Look through the records below and collect all lines that hold the string "JSON".

---------- Exercise materials

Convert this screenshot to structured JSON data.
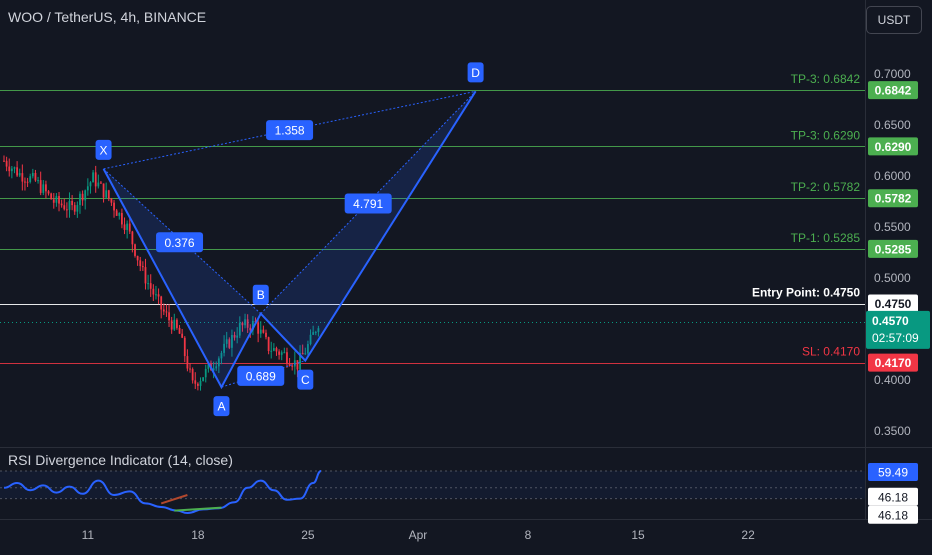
{
  "header": {
    "title": "WOO / TetherUS, 4h, BINANCE",
    "currency_button": "USDT"
  },
  "chart_data": [
    {
      "type": "candlestick",
      "symbol": "WOO / TetherUS",
      "interval": "4h",
      "exchange": "BINANCE",
      "ylim": [
        0.33,
        0.73
      ],
      "y_ticks": [
        "0.7000",
        "0.6500",
        "0.6000",
        "0.5500",
        "0.5000",
        "0.4000",
        "0.3500"
      ],
      "x_ticks": [
        {
          "label": "11",
          "bar": 32
        },
        {
          "label": "18",
          "bar": 74
        },
        {
          "label": "25",
          "bar": 116
        },
        {
          "label": "Apr",
          "bar": 158
        },
        {
          "label": "8",
          "bar": 200
        },
        {
          "label": "15",
          "bar": 242
        },
        {
          "label": "22",
          "bar": 284
        }
      ],
      "candles_approx": [
        {
          "bar": 0,
          "price": 0.615
        },
        {
          "bar": 6,
          "price": 0.602
        },
        {
          "bar": 12,
          "price": 0.595
        },
        {
          "bar": 19,
          "price": 0.575
        },
        {
          "bar": 26,
          "price": 0.568
        },
        {
          "bar": 34,
          "price": 0.598
        },
        {
          "bar": 40,
          "price": 0.578
        },
        {
          "bar": 47,
          "price": 0.55
        },
        {
          "bar": 53,
          "price": 0.505
        },
        {
          "bar": 60,
          "price": 0.47
        },
        {
          "bar": 67,
          "price": 0.445
        },
        {
          "bar": 72,
          "price": 0.395
        },
        {
          "bar": 78,
          "price": 0.41
        },
        {
          "bar": 84,
          "price": 0.43
        },
        {
          "bar": 90,
          "price": 0.452
        },
        {
          "bar": 96,
          "price": 0.455
        },
        {
          "bar": 101,
          "price": 0.432
        },
        {
          "bar": 107,
          "price": 0.425
        },
        {
          "bar": 112,
          "price": 0.415
        },
        {
          "bar": 117,
          "price": 0.438
        },
        {
          "bar": 120,
          "price": 0.457
        }
      ],
      "levels": [
        {
          "name": "TP-3",
          "label": "TP-3: 0.6842",
          "price": 0.6842,
          "tag": "0.6842",
          "color": "#4caf50"
        },
        {
          "name": "TP-3",
          "label": "TP-3: 0.6290",
          "price": 0.629,
          "tag": "0.6290",
          "color": "#4caf50"
        },
        {
          "name": "TP-2",
          "label": "TP-2: 0.5782",
          "price": 0.5782,
          "tag": "0.5782",
          "color": "#4caf50"
        },
        {
          "name": "TP-1",
          "label": "TP-1: 0.5285",
          "price": 0.5285,
          "tag": "0.5285",
          "color": "#4caf50"
        },
        {
          "name": "Entry Point",
          "label": "Entry Point: 0.4750",
          "price": 0.475,
          "tag": "0.4750",
          "color": "#ffffff"
        },
        {
          "name": "SL",
          "label": "SL: 0.4170",
          "price": 0.417,
          "tag": "0.4170",
          "color": "#f23645"
        }
      ],
      "current_price": {
        "value": "0.4570",
        "countdown": "02:57:09",
        "price": 0.457,
        "color": "#089981"
      },
      "harmonic_pattern": {
        "points": [
          {
            "label": "X",
            "bar": 38,
            "price": 0.607
          },
          {
            "label": "A",
            "bar": 83,
            "price": 0.393
          },
          {
            "label": "B",
            "bar": 98,
            "price": 0.465
          },
          {
            "label": "C",
            "bar": 115,
            "price": 0.419
          },
          {
            "label": "D",
            "bar": 180,
            "price": 0.683
          }
        ],
        "ratios": [
          {
            "label": "1.358",
            "bar": 109,
            "price": 0.645
          },
          {
            "label": "0.376",
            "bar": 67,
            "price": 0.535
          },
          {
            "label": "4.791",
            "bar": 139,
            "price": 0.573
          },
          {
            "label": "0.689",
            "bar": 98,
            "price": 0.404
          }
        ],
        "color": "#2962ff"
      },
      "legend": "bottom pane"
    },
    {
      "type": "line",
      "title": "RSI Divergence Indicator (14, close)",
      "ylim": [
        20,
        80
      ],
      "levels": [
        "59.49",
        "46.18",
        "46.18"
      ],
      "current_value": "59.49",
      "series": [
        {
          "values": [
            {
              "bar": 0,
              "v": 46
            },
            {
              "bar": 5,
              "v": 50
            },
            {
              "bar": 10,
              "v": 44
            },
            {
              "bar": 15,
              "v": 48
            },
            {
              "bar": 20,
              "v": 42
            },
            {
              "bar": 25,
              "v": 47
            },
            {
              "bar": 30,
              "v": 41
            },
            {
              "bar": 36,
              "v": 52
            },
            {
              "bar": 42,
              "v": 40
            },
            {
              "bar": 48,
              "v": 43
            },
            {
              "bar": 54,
              "v": 33
            },
            {
              "bar": 60,
              "v": 30
            },
            {
              "bar": 66,
              "v": 27
            },
            {
              "bar": 70,
              "v": 25
            },
            {
              "bar": 76,
              "v": 28
            },
            {
              "bar": 82,
              "v": 29
            },
            {
              "bar": 88,
              "v": 34
            },
            {
              "bar": 93,
              "v": 46
            },
            {
              "bar": 98,
              "v": 52
            },
            {
              "bar": 103,
              "v": 44
            },
            {
              "bar": 108,
              "v": 36
            },
            {
              "bar": 113,
              "v": 37
            },
            {
              "bar": 118,
              "v": 50
            },
            {
              "bar": 121,
              "v": 60
            }
          ],
          "color": "#2962ff"
        }
      ],
      "divergences": [
        {
          "from": {
            "bar": 65,
            "v": 27
          },
          "to": {
            "bar": 83,
            "v": 29.5
          },
          "color": "#4caf50"
        },
        {
          "from": {
            "bar": 60,
            "v": 33
          },
          "to": {
            "bar": 70,
            "v": 40
          },
          "color": "#b2482e"
        }
      ]
    }
  ]
}
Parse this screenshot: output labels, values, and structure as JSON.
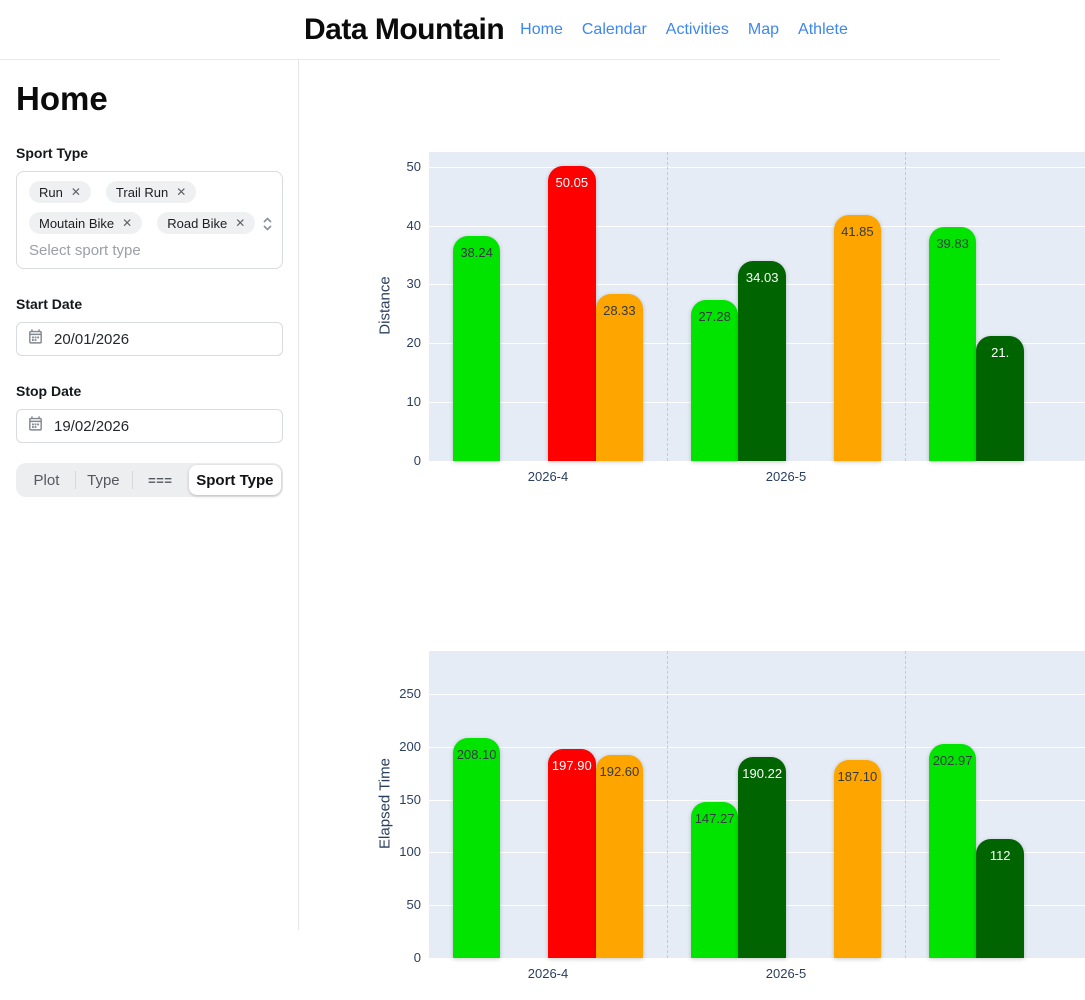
{
  "header": {
    "title": "Data Mountain",
    "nav": [
      {
        "label": "Home"
      },
      {
        "label": "Calendar"
      },
      {
        "label": "Activities"
      },
      {
        "label": "Map"
      },
      {
        "label": "Athlete"
      }
    ],
    "link_color": "#3c87f0"
  },
  "sidebar": {
    "heading": "Home",
    "sport_type": {
      "label": "Sport Type",
      "placeholder": "Select sport type",
      "chips": [
        "Run",
        "Trail Run",
        "Moutain Bike",
        "Road Bike"
      ]
    },
    "start_date": {
      "label": "Start Date",
      "value": "20/01/2026"
    },
    "stop_date": {
      "label": "Stop Date",
      "value": "19/02/2026"
    },
    "view_buttons": [
      {
        "label": "Plot",
        "active": false
      },
      {
        "label": "Type",
        "active": false
      },
      {
        "label": "===",
        "active": false,
        "glyph": true
      },
      {
        "label": "Sport Type",
        "active": true
      }
    ]
  },
  "colors": {
    "plot_bg": "#e5ecf6",
    "grid": "#ffffff",
    "axis_text": "#2a3f5f",
    "group_separator": "#c5cad2",
    "sports": {
      "Run": {
        "color": "#00e400",
        "text": "#333b42"
      },
      "Moutain Bike": {
        "color": "#006400",
        "text": "#ffffff"
      },
      "Trail Run": {
        "color": "#ff0000",
        "text": "#ffffff"
      },
      "Road Bike": {
        "color": "#ffa500",
        "text": "#333b42"
      }
    }
  },
  "chart_data": [
    {
      "type": "bar",
      "title": "",
      "xlabel": "",
      "ylabel": "Distance",
      "yticks": [
        0,
        10,
        20,
        30,
        40,
        50
      ],
      "ylim": [
        0,
        52.5
      ],
      "grid": true,
      "legend": "none",
      "sport_order": [
        "Run",
        "Moutain Bike",
        "Trail Run",
        "Road Bike"
      ],
      "groups": [
        {
          "category": "2026-4",
          "bars": [
            {
              "sport": "Run",
              "value": 38.24,
              "label": "38.24"
            },
            {
              "sport": "Trail Run",
              "value": 50.05,
              "label": "50.05"
            },
            {
              "sport": "Road Bike",
              "value": 28.33,
              "label": "28.33"
            }
          ]
        },
        {
          "category": "2026-5",
          "bars": [
            {
              "sport": "Run",
              "value": 27.28,
              "label": "27.28"
            },
            {
              "sport": "Moutain Bike",
              "value": 34.03,
              "label": "34.03"
            },
            {
              "sport": "Road Bike",
              "value": 41.85,
              "label": "41.85"
            }
          ]
        },
        {
          "category": "",
          "bars": [
            {
              "sport": "Run",
              "value": 39.83,
              "label": "39.83"
            },
            {
              "sport": "Moutain Bike",
              "value": 21.3,
              "label": "21.",
              "clipped": true
            }
          ]
        }
      ]
    },
    {
      "type": "bar",
      "title": "",
      "xlabel": "",
      "ylabel": "Elapsed Time",
      "yticks": [
        0,
        50,
        100,
        150,
        200,
        250
      ],
      "ylim": [
        0,
        290.7
      ],
      "grid": true,
      "legend": "none",
      "sport_order": [
        "Run",
        "Moutain Bike",
        "Trail Run",
        "Road Bike"
      ],
      "groups": [
        {
          "category": "2026-4",
          "bars": [
            {
              "sport": "Run",
              "value": 208.1,
              "label": "208.10"
            },
            {
              "sport": "Trail Run",
              "value": 197.9,
              "label": "197.90"
            },
            {
              "sport": "Road Bike",
              "value": 192.6,
              "label": "192.60"
            }
          ]
        },
        {
          "category": "2026-5",
          "bars": [
            {
              "sport": "Run",
              "value": 147.27,
              "label": "147.27"
            },
            {
              "sport": "Moutain Bike",
              "value": 190.22,
              "label": "190.22"
            },
            {
              "sport": "Road Bike",
              "value": 187.1,
              "label": "187.10"
            }
          ]
        },
        {
          "category": "",
          "bars": [
            {
              "sport": "Run",
              "value": 202.97,
              "label": "202.97"
            },
            {
              "sport": "Moutain Bike",
              "value": 112.5,
              "label": "112",
              "clipped": true
            }
          ]
        }
      ]
    }
  ]
}
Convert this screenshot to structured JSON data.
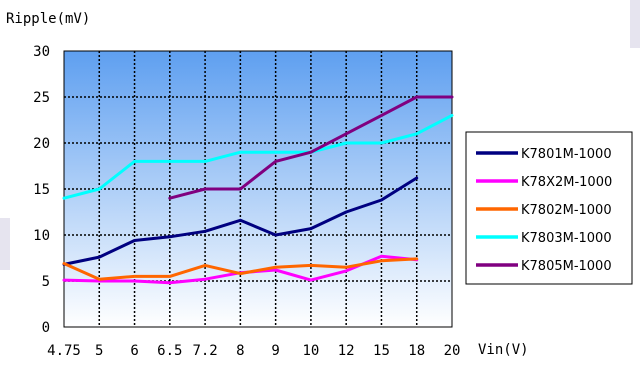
{
  "chart_data": {
    "type": "line",
    "ylabel": "Ripple(mV)",
    "xlabel": "Vin(V)",
    "categories": [
      "4.75",
      "5",
      "6",
      "6.5",
      "7.2",
      "8",
      "9",
      "10",
      "12",
      "15",
      "18",
      "20"
    ],
    "ylim": [
      0,
      30
    ],
    "yticks": [
      0,
      5,
      10,
      15,
      20,
      25,
      30
    ],
    "grid": true,
    "legend_position": "right",
    "series": [
      {
        "name": "K7801M-1000",
        "color": "#000080",
        "values": [
          6.8,
          7.6,
          9.4,
          9.8,
          10.4,
          11.6,
          10.0,
          10.7,
          12.5,
          13.8,
          16.2,
          null
        ]
      },
      {
        "name": "K78X2M-1000",
        "color": "#ff00ff",
        "values": [
          5.1,
          5.0,
          5.0,
          4.8,
          5.2,
          5.9,
          6.2,
          5.1,
          6.1,
          7.7,
          7.3,
          null
        ]
      },
      {
        "name": "K7802M-1000",
        "color": "#ff6600",
        "values": [
          6.9,
          5.2,
          5.5,
          5.5,
          6.7,
          5.8,
          6.5,
          6.7,
          6.5,
          7.2,
          7.4,
          null
        ]
      },
      {
        "name": "K7803M-1000",
        "color": "#00ffff",
        "values": [
          14.0,
          15.0,
          18.0,
          18.0,
          18.0,
          19.0,
          19.0,
          19.0,
          20.0,
          20.0,
          21.0,
          23.0
        ]
      },
      {
        "name": "K7805M-1000",
        "color": "#800080",
        "values": [
          null,
          null,
          null,
          14.0,
          15.0,
          15.0,
          18.0,
          19.0,
          21.0,
          23.0,
          25.0,
          25.0
        ]
      }
    ]
  }
}
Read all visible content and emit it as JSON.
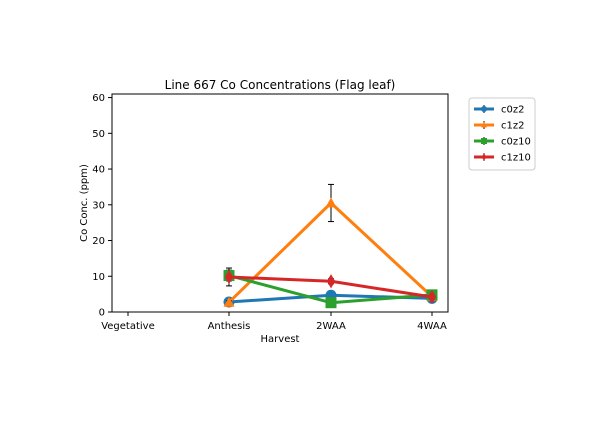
{
  "chart_data": {
    "type": "line",
    "title": "Line 667 Co Concentrations (Flag leaf)",
    "xlabel": "Harvest",
    "ylabel": "Co Conc. (ppm)",
    "categories": [
      "Vegetative",
      "Anthesis",
      "2WAA",
      "4WAA"
    ],
    "ylim": [
      0,
      61
    ],
    "yticks": [
      0,
      10,
      20,
      30,
      40,
      50,
      60
    ],
    "grid": false,
    "legend_position": "outside-top-right",
    "series": [
      {
        "name": "c0z2",
        "color": "#1f77b4",
        "marker": "circle",
        "values": [
          null,
          2.8,
          4.7,
          3.8
        ],
        "errors": [
          null,
          0.4,
          0.6,
          0.5
        ]
      },
      {
        "name": "c1z2",
        "color": "#ff7f0e",
        "marker": "triangle",
        "values": [
          null,
          2.7,
          30.5,
          4.3
        ],
        "errors": [
          null,
          0.4,
          5.2,
          0.6
        ]
      },
      {
        "name": "c0z10",
        "color": "#2ca02c",
        "marker": "square",
        "values": [
          null,
          10.2,
          2.6,
          4.8
        ],
        "errors": [
          null,
          1.5,
          0.5,
          0.6
        ]
      },
      {
        "name": "c1z10",
        "color": "#d62728",
        "marker": "diamond",
        "values": [
          null,
          9.8,
          8.6,
          4.2
        ],
        "errors": [
          null,
          2.5,
          0.7,
          0.5
        ]
      }
    ]
  }
}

--------------------

**Correct output:**
Convert this screenshot to structured JSON data.
Parse this screenshot: output labels, values, and structure as JSON.
Convert this screenshot to structured JSON data.
Read all visible content and emit it as JSON.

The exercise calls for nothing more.